Problem description: It is required that all of the data be written out exactly.
=== Materials provided ===
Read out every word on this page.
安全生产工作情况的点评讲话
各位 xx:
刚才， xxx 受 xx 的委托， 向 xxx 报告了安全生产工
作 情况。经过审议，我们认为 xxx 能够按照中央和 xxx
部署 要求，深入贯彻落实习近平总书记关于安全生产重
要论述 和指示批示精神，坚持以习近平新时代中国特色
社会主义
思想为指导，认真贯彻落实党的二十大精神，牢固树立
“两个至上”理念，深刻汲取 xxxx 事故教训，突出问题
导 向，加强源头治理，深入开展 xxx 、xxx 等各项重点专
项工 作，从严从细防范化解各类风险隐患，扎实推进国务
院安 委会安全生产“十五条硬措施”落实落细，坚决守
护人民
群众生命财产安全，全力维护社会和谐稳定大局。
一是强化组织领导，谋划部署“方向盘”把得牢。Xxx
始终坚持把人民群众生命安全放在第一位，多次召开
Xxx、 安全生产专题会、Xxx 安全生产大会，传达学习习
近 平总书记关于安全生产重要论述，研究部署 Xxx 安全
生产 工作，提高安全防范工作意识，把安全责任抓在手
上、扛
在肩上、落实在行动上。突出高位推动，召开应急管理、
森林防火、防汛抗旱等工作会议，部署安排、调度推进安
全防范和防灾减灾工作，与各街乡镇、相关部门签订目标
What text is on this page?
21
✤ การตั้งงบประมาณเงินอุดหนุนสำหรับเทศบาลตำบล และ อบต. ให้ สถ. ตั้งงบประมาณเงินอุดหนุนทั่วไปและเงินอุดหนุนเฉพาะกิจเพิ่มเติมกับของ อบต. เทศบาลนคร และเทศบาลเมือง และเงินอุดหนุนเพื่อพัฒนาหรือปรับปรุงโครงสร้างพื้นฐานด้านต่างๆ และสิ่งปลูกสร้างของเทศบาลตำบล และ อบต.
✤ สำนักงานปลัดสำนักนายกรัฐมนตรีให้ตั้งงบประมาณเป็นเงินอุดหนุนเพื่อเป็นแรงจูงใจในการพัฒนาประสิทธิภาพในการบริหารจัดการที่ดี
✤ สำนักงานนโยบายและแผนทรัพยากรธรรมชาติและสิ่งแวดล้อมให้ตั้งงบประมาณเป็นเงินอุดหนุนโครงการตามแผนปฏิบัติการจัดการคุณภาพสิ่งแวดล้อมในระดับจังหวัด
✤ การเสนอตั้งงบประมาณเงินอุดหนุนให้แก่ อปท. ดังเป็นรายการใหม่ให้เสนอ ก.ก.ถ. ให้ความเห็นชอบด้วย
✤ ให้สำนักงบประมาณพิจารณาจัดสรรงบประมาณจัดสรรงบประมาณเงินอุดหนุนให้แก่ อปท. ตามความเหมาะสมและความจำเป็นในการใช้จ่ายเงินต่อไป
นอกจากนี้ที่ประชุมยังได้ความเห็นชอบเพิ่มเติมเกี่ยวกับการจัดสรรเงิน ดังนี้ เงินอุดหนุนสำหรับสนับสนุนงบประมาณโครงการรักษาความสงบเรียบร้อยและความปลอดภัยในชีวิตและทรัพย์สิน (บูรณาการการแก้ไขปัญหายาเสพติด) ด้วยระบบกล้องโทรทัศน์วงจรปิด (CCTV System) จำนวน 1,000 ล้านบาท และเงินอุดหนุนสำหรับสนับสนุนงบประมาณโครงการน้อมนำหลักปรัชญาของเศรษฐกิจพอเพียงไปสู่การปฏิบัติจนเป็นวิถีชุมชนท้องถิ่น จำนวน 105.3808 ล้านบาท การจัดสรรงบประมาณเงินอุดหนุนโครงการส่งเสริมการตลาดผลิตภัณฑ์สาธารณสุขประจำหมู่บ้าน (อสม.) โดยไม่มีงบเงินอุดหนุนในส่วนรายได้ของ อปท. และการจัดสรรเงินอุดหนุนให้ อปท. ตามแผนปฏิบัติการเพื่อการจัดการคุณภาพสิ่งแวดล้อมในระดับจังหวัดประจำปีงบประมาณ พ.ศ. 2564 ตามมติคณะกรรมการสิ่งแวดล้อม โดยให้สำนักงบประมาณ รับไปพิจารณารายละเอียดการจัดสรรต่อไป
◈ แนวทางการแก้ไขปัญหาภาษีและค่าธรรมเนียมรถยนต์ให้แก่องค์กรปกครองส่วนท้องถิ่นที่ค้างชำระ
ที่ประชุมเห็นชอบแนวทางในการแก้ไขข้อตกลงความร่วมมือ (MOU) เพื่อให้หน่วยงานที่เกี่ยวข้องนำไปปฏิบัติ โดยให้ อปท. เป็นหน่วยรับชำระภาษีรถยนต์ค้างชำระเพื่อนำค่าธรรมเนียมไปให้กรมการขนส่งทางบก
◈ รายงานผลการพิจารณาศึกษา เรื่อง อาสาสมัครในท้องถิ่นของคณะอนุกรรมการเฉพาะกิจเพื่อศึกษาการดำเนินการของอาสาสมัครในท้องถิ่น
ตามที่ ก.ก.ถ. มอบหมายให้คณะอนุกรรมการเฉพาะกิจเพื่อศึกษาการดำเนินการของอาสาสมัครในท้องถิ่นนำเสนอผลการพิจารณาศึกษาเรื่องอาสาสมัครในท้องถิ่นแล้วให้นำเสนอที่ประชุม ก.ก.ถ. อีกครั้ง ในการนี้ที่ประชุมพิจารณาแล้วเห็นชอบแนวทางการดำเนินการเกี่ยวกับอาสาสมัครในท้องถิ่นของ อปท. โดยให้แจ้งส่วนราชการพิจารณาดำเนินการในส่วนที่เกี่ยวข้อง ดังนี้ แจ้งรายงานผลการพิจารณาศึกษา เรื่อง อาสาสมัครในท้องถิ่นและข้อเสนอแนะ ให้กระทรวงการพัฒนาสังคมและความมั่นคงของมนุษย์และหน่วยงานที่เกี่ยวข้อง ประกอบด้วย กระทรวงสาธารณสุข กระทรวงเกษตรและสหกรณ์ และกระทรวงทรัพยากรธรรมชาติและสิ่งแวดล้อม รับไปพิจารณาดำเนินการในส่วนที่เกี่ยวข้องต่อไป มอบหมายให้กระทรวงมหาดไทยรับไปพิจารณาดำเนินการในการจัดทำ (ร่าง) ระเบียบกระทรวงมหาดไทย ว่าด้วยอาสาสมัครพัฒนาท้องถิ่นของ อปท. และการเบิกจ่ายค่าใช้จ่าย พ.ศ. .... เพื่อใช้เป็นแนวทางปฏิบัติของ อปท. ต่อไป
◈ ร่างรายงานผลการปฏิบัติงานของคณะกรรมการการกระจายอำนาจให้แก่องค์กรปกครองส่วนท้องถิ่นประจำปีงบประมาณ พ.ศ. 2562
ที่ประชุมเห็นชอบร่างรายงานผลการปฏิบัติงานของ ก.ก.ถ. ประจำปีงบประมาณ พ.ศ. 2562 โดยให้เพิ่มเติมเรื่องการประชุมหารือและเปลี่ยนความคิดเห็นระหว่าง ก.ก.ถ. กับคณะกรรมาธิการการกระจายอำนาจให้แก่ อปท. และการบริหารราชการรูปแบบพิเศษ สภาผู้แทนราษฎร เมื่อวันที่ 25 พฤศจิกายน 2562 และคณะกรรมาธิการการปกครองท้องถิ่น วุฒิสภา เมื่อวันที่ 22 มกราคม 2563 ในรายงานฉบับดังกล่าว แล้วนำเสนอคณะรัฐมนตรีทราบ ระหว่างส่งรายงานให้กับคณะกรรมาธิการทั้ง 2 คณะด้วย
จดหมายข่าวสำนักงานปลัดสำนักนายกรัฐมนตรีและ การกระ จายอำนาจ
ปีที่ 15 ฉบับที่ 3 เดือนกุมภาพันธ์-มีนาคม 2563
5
===
Problem solution:
Read out every word on this page.
安全生产工作情况的点评讲话
各位 xx:
刚才， xxx 受 xx 的委托， 向 xxx 报告了安全生产工
作 情况。经过审议，我们认为 xxx 能够按照中央和 xxx
部署 要求，深入贯彻落实习近平总书记关于安全生产重
要论述 和指示批示精神，坚持以习近平新时代中国特色
社会主义
思想为指导，认真贯彻落实党的二十大精神，牢固树立
“两个至上”理念，深刻汲取 xxxx 事故教训，突出问题
导 向，加强源头治理，深入开展 xxx 、xxx 等各项重点专
项工 作，从严从细防范化解各类风险隐患，扎实推进国务
院安 委会安全生产“十五条硬措施”落实落细，坚决守
护人民
群众生命财产安全，全力维护社会和谐稳定大局。
一是强化组织领导，谋划部署“方向盘”把得牢。Xxx
始终坚持把人民群众生命安全放在第一位，多次召开
Xxx、 安全生产专题会、Xxx 安全生产大会，传达学习习
近 平总书记关于安全生产重要论述，研究部署 Xxx 安全
生产 工作，提高安全防范工作意识，把安全责任抓在手
上、扛
在肩上、落实在行动上。突出高位推动，召开应急管理、
森林防火、防汛抗旱等工作会议，部署安排、调度推进安
全防范和防灾减灾工作，与各街乡镇、相关部门签订目标
What text is on this page?
21
✤ การตั้งงบประมาณเงินอุดหนุนสำหรับเทศบาลตำบล และ อบต. ให้ สถ. ตั้งงบประมาณเงินอุดหนุนทั่วไปและเงินอุดหนุนเฉพาะกิจเพิ่มเติมกับของ อบต. เทศบาลนคร และเทศบาลเมือง และเงินอุดหนุนเพื่อพัฒนาหรือปรับปรุงโครงสร้างพื้นฐานด้านต่างๆ และสิ่งปลูกสร้างของเทศบาลตำบล และ อบต.
✤ สำนักงานปลัดสำนักนายกรัฐมนตรีให้ตั้งงบประมาณเป็นเงินอุดหนุนเพื่อเป็นแรงจูงใจในการพัฒนาประสิทธิภาพในการบริหารจัดการที่ดี
✤ สำนักงานนโยบายและแผนทรัพยากรธรรมชาติและสิ่งแวดล้อมให้ตั้งงบประมาณเป็นเงินอุดหนุนโครงการตามแผนปฏิบัติการจัดการคุณภาพสิ่งแวดล้อมในระดับจังหวัด
✤ การเสนอตั้งงบประมาณเงินอุดหนุนให้แก่ อปท. ดังเป็นรายการใหม่ให้เสนอ ก.ก.ถ. ให้ความเห็นชอบด้วย
✤ ให้สำนักงบประมาณพิจารณาจัดสรรงบประมาณจัดสรรงบประมาณเงินอุดหนุนให้แก่ อปท. ตามความเหมาะสมและความจำเป็นในการใช้จ่ายเงินต่อไป
นอกจากนี้ที่ประชุมยังได้ความเห็นชอบเพิ่มเติมเกี่ยวกับการจัดสรรเงิน ดังนี้ เงินอุดหนุนสำหรับสนับสนุนงบประมาณโครงการรักษาความสงบเรียบร้อยและความปลอดภัยในชีวิตและทรัพย์สิน (บูรณาการการแก้ไขปัญหายาเสพติด) ด้วยระบบกล้องโทรทัศน์วงจรปิด (CCTV System) จำนวน 1,000 ล้านบาท และเงินอุดหนุนสำหรับสนับสนุนงบประมาณโครงการน้อมนำหลักปรัชญาของเศรษฐกิจพอเพียงไปสู่การปฏิบัติจนเป็นวิถีชุมชนท้องถิ่น จำนวน 105.3808 ล้านบาท การจัดสรรงบประมาณเงินอุดหนุนโครงการส่งเสริมการตลาดผลิตภัณฑ์สาธารณสุขประจำหมู่บ้าน (อสม.) โดยไม่มีงบเงินอุดหนุนในส่วนรายได้ของ อปท. และการจัดสรรเงินอุดหนุนให้ อปท. ตามแผนปฏิบัติการเพื่อการจัดการคุณภาพสิ่งแวดล้อมในระดับจังหวัดประจำปีงบประมาณ พ.ศ. 2564 ตามมติคณะกรรมการสิ่งแวดล้อม โดยให้สำนักงบประมาณ รับไปพิจารณารายละเอียดการจัดสรรต่อไป
◈ แนวทางการแก้ไขปัญหาภาษีและค่าธรรมเนียมรถยนต์ให้แก่องค์กรปกครองส่วนท้องถิ่นที่ค้างชำระ
ที่ประชุมเห็นชอบแนวทางในการแก้ไขข้อตกลงความร่วมมือ (MOU) เพื่อให้หน่วยงานที่เกี่ยวข้องนำไปปฏิบัติ โดยให้ อปท. เป็นหน่วยรับชำระภาษีรถยนต์ค้างชำระเพื่อนำค่าธรรมเนียมไปให้กรมการขนส่งทางบก
◈ รายงานผลการพิจารณาศึกษา เรื่อง อาสาสมัครในท้องถิ่นของคณะอนุกรรมการเฉพาะกิจเพื่อศึกษาการดำเนินการของอาสาสมัครในท้องถิ่น
ตามที่ ก.ก.ถ. มอบหมายให้คณะอนุกรรมการเฉพาะกิจเพื่อศึกษาการดำเนินการของอาสาสมัครในท้องถิ่นนำเสนอผลการพิจารณาศึกษาเรื่องอาสาสมัครในท้องถิ่นแล้วให้นำเสนอที่ประชุม ก.ก.ถ. อีกครั้ง ในการนี้ที่ประชุมพิจารณาแล้วเห็นชอบแนวทางการดำเนินการเกี่ยวกับอาสาสมัครในท้องถิ่นของ อปท. โดยให้แจ้งส่วนราชการพิจารณาดำเนินการในส่วนที่เกี่ยวข้อง ดังนี้ แจ้งรายงานผลการพิจารณาศึกษา เรื่อง อาสาสมัครในท้องถิ่นและข้อเสนอแนะ ให้กระทรวงการพัฒนาสังคมและความมั่นคงของมนุษย์และหน่วยงานที่เกี่ยวข้อง ประกอบด้วย กระทรวงสาธารณสุข กระทรวงเกษตรและสหกรณ์ และกระทรวงทรัพยากรธรรมชาติและสิ่งแวดล้อม รับไปพิจารณาดำเนินการในส่วนที่เกี่ยวข้องต่อไป มอบหมายให้กระทรวงมหาดไทยรับไปพิจารณาดำเนินการในการจัดทำ (ร่าง) ระเบียบกระทรวงมหาดไทย ว่าด้วยอาสาสมัครพัฒนาท้องถิ่นของ อปท. และการเบิกจ่ายค่าใช้จ่าย พ.ศ. .... เพื่อใช้เป็นแนวทางปฏิบัติของ อปท. ต่อไป
◈ ร่างรายงานผลการปฏิบัติงานของคณะกรรมการการกระจายอำนาจให้แก่องค์กรปกครองส่วนท้องถิ่นประจำปีงบประมาณ พ.ศ. 2562
ที่ประชุมเห็นชอบร่างรายงานผลการปฏิบัติงานของ ก.ก.ถ. ประจำปีงบประมาณ พ.ศ. 2562 โดยให้เพิ่มเติมเรื่องการประชุมหารือและเปลี่ยนความคิดเห็นระหว่าง ก.ก.ถ. กับคณะกรรมาธิการการกระจายอำนาจให้แก่ อปท. และการบริหารราชการรูปแบบพิเศษ สภาผู้แทนราษฎร เมื่อวันที่ 25 พฤศจิกายน 2562 และคณะกรรมาธิการการปกครองท้องถิ่น วุฒิสภา เมื่อวันที่ 22 มกราคม 2563 ในรายงานฉบับดังกล่าว แล้วนำเสนอคณะรัฐมนตรีทราบ ระหว่างส่งรายงานให้กับคณะกรรมาธิการทั้ง 2 คณะด้วย
จดหมายข่าวสำนักงานปลัดสำนักนายกรัฐมนตรีและ การกระ จายอำนาจ
ปีที่ 15 ฉบับที่ 3 เดือนกุมภาพันธ์-มีนาคม 2563
5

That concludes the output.